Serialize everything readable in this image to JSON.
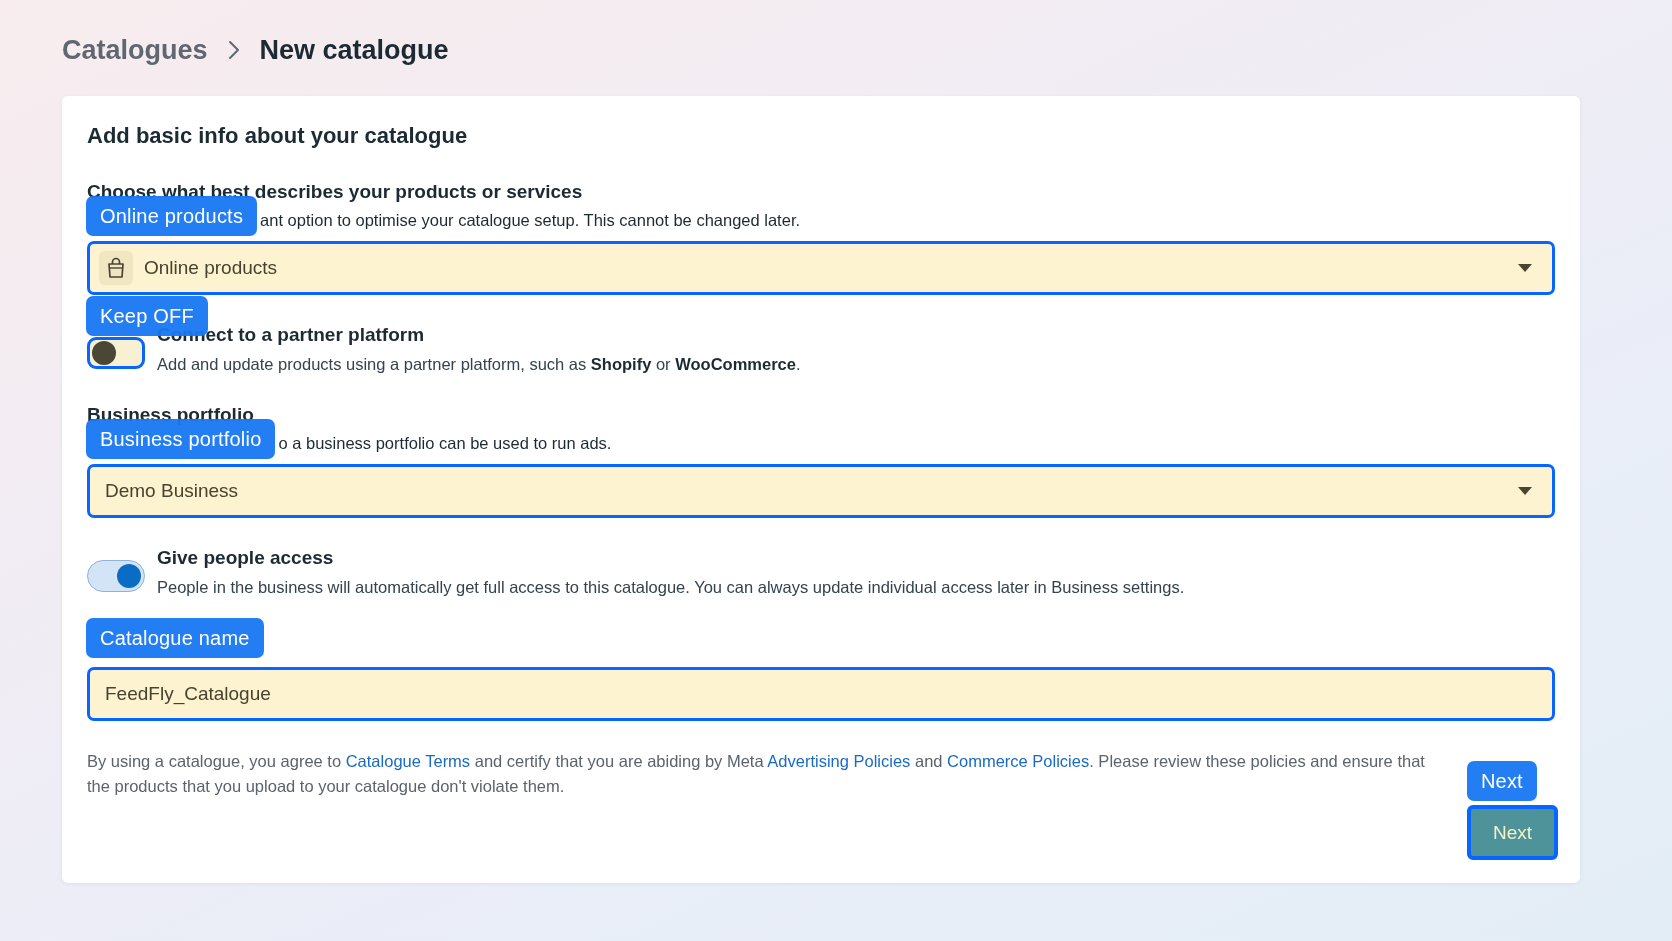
{
  "breadcrumb": [
    {
      "label": "Catalogues",
      "current": false
    },
    {
      "label": "New catalogue",
      "current": true
    }
  ],
  "card": {
    "title": "Add basic info about your catalogue",
    "sections": [
      {
        "kind": "icon-select",
        "heading": "Choose what best describes your products or services",
        "hint": "ant option to optimise your catalogue setup. This cannot be changed later.",
        "value": "Online products",
        "annotation": "Online products"
      },
      {
        "kind": "toggle",
        "heading": "Connect to a partner platform",
        "description": "Add and update products using a partner platform, such as **Shopify** or **WooCommerce**.",
        "on": false,
        "annotation": "Keep OFF"
      },
      {
        "kind": "select",
        "heading": "Business portfolio",
        "hint": "o a business portfolio can be used to run ads.",
        "value": "Demo Business",
        "annotation": "Business portfolio"
      },
      {
        "kind": "toggle",
        "heading": "Give people access",
        "description": "People in the business will automatically get full access to this catalogue. You can always update individual access later in Business settings.",
        "on": true
      },
      {
        "kind": "text-input",
        "value": "FeedFly_Catalogue",
        "annotation": "Catalogue name"
      }
    ],
    "legal_text": [
      {
        "kind": "text",
        "text": "By using a catalogue, you agree to "
      },
      {
        "kind": "link",
        "text": "Catalogue Terms"
      },
      {
        "kind": "text",
        "text": " and certify that you are abiding by Meta "
      },
      {
        "kind": "link",
        "text": "Advertising Policies"
      },
      {
        "kind": "text",
        "text": " and "
      },
      {
        "kind": "link",
        "text": "Commerce Policies"
      },
      {
        "kind": "text",
        "text": ". Please review these policies and ensure that the products that you upload to your catalogue don't violate them."
      }
    ],
    "next_button": {
      "label": "Next",
      "annotation": "Next"
    }
  }
}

________________

* The task: Print the listing above in full, exactly as written. Omit any pictures.

* Full output:
Serialize everything readable in this image to JSON.
{
  "breadcrumb": [
    {
      "label": "Catalogues",
      "current": false
    },
    {
      "label": "New catalogue",
      "current": true
    }
  ],
  "card": {
    "title": "Add basic info about your catalogue",
    "sections": [
      {
        "kind": "icon-select",
        "heading": "Choose what best describes your products or services",
        "hint": "ant option to optimise your catalogue setup. This cannot be changed later.",
        "value": "Online products",
        "annotation": "Online products"
      },
      {
        "kind": "toggle",
        "heading": "Connect to a partner platform",
        "description": "Add and update products using a partner platform, such as **Shopify** or **WooCommerce**.",
        "on": false,
        "annotation": "Keep OFF"
      },
      {
        "kind": "select",
        "heading": "Business portfolio",
        "hint": "o a business portfolio can be used to run ads.",
        "value": "Demo Business",
        "annotation": "Business portfolio"
      },
      {
        "kind": "toggle",
        "heading": "Give people access",
        "description": "People in the business will automatically get full access to this catalogue. You can always update individual access later in Business settings.",
        "on": true
      },
      {
        "kind": "text-input",
        "value": "FeedFly_Catalogue",
        "annotation": "Catalogue name"
      }
    ],
    "legal_text": [
      {
        "kind": "text",
        "text": "By using a catalogue, you agree to "
      },
      {
        "kind": "link",
        "text": "Catalogue Terms"
      },
      {
        "kind": "text",
        "text": " and certify that you are abiding by Meta "
      },
      {
        "kind": "link",
        "text": "Advertising Policies"
      },
      {
        "kind": "text",
        "text": " and "
      },
      {
        "kind": "link",
        "text": "Commerce Policies"
      },
      {
        "kind": "text",
        "text": ". Please review these policies and ensure that the products that you upload to your catalogue don't violate them."
      }
    ],
    "next_button": {
      "label": "Next",
      "annotation": "Next"
    }
  }
}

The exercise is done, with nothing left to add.